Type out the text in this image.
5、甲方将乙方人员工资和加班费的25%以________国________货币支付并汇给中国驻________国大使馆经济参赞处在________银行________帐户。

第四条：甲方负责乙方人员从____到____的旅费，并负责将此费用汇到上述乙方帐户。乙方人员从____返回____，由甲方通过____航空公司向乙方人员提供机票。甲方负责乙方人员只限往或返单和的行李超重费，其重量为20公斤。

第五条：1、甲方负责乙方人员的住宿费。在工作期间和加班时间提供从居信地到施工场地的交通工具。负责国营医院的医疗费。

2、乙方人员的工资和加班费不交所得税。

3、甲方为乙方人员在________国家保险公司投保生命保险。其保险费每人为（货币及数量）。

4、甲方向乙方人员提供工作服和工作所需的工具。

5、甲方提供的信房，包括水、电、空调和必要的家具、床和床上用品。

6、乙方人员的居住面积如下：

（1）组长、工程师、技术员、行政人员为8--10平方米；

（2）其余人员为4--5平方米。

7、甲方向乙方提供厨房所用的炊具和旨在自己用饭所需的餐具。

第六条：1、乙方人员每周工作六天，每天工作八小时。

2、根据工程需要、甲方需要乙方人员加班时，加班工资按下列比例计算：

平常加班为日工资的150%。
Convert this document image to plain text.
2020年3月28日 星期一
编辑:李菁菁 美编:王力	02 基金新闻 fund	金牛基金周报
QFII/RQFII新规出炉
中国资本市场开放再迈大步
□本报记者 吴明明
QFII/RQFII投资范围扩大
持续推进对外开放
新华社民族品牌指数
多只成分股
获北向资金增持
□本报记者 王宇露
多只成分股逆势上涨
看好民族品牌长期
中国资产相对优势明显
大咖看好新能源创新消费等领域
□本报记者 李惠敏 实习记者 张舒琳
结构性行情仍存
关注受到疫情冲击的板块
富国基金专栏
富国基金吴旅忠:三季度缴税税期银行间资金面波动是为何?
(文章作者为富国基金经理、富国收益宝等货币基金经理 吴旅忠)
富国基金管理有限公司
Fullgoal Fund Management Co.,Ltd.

──────

### Objective
Reproduce exactly, with nothing added, the lines from the one that contains "Convert this document image to plain text." to the end of the data.

### Response
Convert this document image to plain text.
2020年3月28日 星期一
编辑:李菁菁 美编:王力	02 基金新闻 fund	金牛基金周报
QFII/RQFII新规出炉
中国资本市场开放再迈大步
□本报记者 吴明明
QFII/RQFII投资范围扩大
持续推进对外开放
新华社民族品牌指数
多只成分股
获北向资金增持
□本报记者 王宇露
多只成分股逆势上涨
看好民族品牌长期
中国资产相对优势明显
大咖看好新能源创新消费等领域
□本报记者 李惠敏 实习记者 张舒琳
结构性行情仍存
关注受到疫情冲击的板块
富国基金专栏
富国基金吴旅忠:三季度缴税税期银行间资金面波动是为何?
(文章作者为富国基金经理、富国收益宝等货币基金经理 吴旅忠)
富国基金管理有限公司
Fullgoal Fund Management Co.,Ltd.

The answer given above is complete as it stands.